*Goal*: In full and without deviation, write out the entries that follow.

[Start Data]

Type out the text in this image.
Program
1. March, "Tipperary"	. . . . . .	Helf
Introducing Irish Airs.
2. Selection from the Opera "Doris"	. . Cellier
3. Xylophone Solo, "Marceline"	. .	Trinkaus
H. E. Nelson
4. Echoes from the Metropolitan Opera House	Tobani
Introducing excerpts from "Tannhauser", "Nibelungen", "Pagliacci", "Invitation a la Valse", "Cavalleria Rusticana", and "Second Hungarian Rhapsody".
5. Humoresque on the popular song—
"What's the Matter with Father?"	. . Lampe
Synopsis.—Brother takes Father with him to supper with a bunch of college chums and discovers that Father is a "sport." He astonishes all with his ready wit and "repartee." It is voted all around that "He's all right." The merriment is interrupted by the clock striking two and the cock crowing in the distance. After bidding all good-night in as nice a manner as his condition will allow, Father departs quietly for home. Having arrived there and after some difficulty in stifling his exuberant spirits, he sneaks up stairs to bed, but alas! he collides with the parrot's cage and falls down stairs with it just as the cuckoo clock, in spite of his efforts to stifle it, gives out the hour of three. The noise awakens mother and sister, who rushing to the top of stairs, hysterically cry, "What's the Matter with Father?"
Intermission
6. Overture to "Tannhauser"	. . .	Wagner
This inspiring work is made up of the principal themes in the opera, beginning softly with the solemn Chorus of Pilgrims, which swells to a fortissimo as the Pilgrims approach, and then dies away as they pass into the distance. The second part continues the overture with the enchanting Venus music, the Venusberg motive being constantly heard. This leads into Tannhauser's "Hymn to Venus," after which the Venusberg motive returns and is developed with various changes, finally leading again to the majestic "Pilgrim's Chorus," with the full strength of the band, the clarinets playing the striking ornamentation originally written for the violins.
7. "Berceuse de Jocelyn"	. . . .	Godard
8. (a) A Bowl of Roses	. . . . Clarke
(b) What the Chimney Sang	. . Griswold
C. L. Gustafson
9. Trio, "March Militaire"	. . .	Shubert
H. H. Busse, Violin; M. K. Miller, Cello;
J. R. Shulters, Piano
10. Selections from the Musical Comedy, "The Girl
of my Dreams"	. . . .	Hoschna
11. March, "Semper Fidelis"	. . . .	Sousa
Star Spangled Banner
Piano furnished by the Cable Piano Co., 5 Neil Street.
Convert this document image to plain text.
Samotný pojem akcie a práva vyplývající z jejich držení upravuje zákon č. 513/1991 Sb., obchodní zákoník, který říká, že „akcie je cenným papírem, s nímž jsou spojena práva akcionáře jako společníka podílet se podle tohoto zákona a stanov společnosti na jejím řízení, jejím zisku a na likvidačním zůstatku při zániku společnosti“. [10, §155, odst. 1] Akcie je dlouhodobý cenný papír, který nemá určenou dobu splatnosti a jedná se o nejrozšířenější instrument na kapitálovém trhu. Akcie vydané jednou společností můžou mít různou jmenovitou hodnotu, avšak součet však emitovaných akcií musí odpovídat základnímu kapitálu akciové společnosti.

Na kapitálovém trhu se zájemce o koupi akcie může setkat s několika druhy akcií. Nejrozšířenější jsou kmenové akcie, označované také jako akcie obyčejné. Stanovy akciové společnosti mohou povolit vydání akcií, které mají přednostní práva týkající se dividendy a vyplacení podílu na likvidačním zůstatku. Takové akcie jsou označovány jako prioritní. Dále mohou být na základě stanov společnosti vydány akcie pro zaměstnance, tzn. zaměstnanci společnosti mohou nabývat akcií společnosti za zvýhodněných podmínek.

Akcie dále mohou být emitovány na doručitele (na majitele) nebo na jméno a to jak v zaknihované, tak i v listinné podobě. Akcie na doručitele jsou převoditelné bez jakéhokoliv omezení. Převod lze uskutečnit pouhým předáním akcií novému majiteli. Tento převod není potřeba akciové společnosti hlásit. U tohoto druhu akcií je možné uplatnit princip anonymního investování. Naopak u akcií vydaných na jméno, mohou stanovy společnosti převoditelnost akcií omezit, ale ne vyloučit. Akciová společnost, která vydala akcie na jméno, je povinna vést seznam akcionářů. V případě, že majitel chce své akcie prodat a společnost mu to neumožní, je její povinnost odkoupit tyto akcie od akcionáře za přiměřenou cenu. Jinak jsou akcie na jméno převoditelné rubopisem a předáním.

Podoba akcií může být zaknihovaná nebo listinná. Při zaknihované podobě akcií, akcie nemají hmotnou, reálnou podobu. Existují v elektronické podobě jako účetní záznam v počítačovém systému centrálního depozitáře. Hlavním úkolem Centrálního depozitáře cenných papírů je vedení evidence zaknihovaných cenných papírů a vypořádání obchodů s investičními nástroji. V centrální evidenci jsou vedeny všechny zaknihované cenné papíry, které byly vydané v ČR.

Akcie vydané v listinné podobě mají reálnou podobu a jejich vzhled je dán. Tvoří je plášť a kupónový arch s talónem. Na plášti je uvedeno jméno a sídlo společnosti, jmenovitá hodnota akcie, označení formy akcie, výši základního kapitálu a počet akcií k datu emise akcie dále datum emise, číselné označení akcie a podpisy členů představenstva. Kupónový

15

[End Data]

*Solution*:
Type out the text in this image.
Program
1. March, "Tipperary"	. . . . . .	Helf
Introducing Irish Airs.
2. Selection from the Opera "Doris"	. . Cellier
3. Xylophone Solo, "Marceline"	. .	Trinkaus
H. E. Nelson
4. Echoes from the Metropolitan Opera House	Tobani
Introducing excerpts from "Tannhauser", "Nibelungen", "Pagliacci", "Invitation a la Valse", "Cavalleria Rusticana", and "Second Hungarian Rhapsody".
5. Humoresque on the popular song—
"What's the Matter with Father?"	. . Lampe
Synopsis.—Brother takes Father with him to supper with a bunch of college chums and discovers that Father is a "sport." He astonishes all with his ready wit and "repartee." It is voted all around that "He's all right." The merriment is interrupted by the clock striking two and the cock crowing in the distance. After bidding all good-night in as nice a manner as his condition will allow, Father departs quietly for home. Having arrived there and after some difficulty in stifling his exuberant spirits, he sneaks up stairs to bed, but alas! he collides with the parrot's cage and falls down stairs with it just as the cuckoo clock, in spite of his efforts to stifle it, gives out the hour of three. The noise awakens mother and sister, who rushing to the top of stairs, hysterically cry, "What's the Matter with Father?"
Intermission
6. Overture to "Tannhauser"	. . .	Wagner
This inspiring work is made up of the principal themes in the opera, beginning softly with the solemn Chorus of Pilgrims, which swells to a fortissimo as the Pilgrims approach, and then dies away as they pass into the distance. The second part continues the overture with the enchanting Venus music, the Venusberg motive being constantly heard. This leads into Tannhauser's "Hymn to Venus," after which the Venusberg motive returns and is developed with various changes, finally leading again to the majestic "Pilgrim's Chorus," with the full strength of the band, the clarinets playing the striking ornamentation originally written for the violins.
7. "Berceuse de Jocelyn"	. . . .	Godard
8. (a) A Bowl of Roses	. . . . Clarke
(b) What the Chimney Sang	. . Griswold
C. L. Gustafson
9. Trio, "March Militaire"	. . .	Shubert
H. H. Busse, Violin; M. K. Miller, Cello;
J. R. Shulters, Piano
10. Selections from the Musical Comedy, "The Girl
of my Dreams"	. . . .	Hoschna
11. March, "Semper Fidelis"	. . . .	Sousa
Star Spangled Banner
Piano furnished by the Cable Piano Co., 5 Neil Street.
Convert this document image to plain text.
Samotný pojem akcie a práva vyplývající z jejich držení upravuje zákon č. 513/1991 Sb., obchodní zákoník, který říká, že „akcie je cenným papírem, s nímž jsou spojena práva akcionáře jako společníka podílet se podle tohoto zákona a stanov společnosti na jejím řízení, jejím zisku a na likvidačním zůstatku při zániku společnosti“. [10, §155, odst. 1] Akcie je dlouhodobý cenný papír, který nemá určenou dobu splatnosti a jedná se o nejrozšířenější instrument na kapitálovém trhu. Akcie vydané jednou společností můžou mít různou jmenovitou hodnotu, avšak součet však emitovaných akcií musí odpovídat základnímu kapitálu akciové společnosti.

Na kapitálovém trhu se zájemce o koupi akcie může setkat s několika druhy akcií. Nejrozšířenější jsou kmenové akcie, označované také jako akcie obyčejné. Stanovy akciové společnosti mohou povolit vydání akcií, které mají přednostní práva týkající se dividendy a vyplacení podílu na likvidačním zůstatku. Takové akcie jsou označovány jako prioritní. Dále mohou být na základě stanov společnosti vydány akcie pro zaměstnance, tzn. zaměstnanci společnosti mohou nabývat akcií společnosti za zvýhodněných podmínek.

Akcie dále mohou být emitovány na doručitele (na majitele) nebo na jméno a to jak v zaknihované, tak i v listinné podobě. Akcie na doručitele jsou převoditelné bez jakéhokoliv omezení. Převod lze uskutečnit pouhým předáním akcií novému majiteli. Tento převod není potřeba akciové společnosti hlásit. U tohoto druhu akcií je možné uplatnit princip anonymního investování. Naopak u akcií vydaných na jméno, mohou stanovy společnosti převoditelnost akcií omezit, ale ne vyloučit. Akciová společnost, která vydala akcie na jméno, je povinna vést seznam akcionářů. V případě, že majitel chce své akcie prodat a společnost mu to neumožní, je její povinnost odkoupit tyto akcie od akcionáře za přiměřenou cenu. Jinak jsou akcie na jméno převoditelné rubopisem a předáním.

Podoba akcií může být zaknihovaná nebo listinná. Při zaknihované podobě akcií, akcie nemají hmotnou, reálnou podobu. Existují v elektronické podobě jako účetní záznam v počítačovém systému centrálního depozitáře. Hlavním úkolem Centrálního depozitáře cenných papírů je vedení evidence zaknihovaných cenných papírů a vypořádání obchodů s investičními nástroji. V centrální evidenci jsou vedeny všechny zaknihované cenné papíry, které byly vydané v ČR.

Akcie vydané v listinné podobě mají reálnou podobu a jejich vzhled je dán. Tvoří je plášť a kupónový arch s talónem. Na plášti je uvedeno jméno a sídlo společnosti, jmenovitá hodnota akcie, označení formy akcie, výši základního kapitálu a počet akcií k datu emise akcie dále datum emise, číselné označení akcie a podpisy členů představenstva. Kupónový

15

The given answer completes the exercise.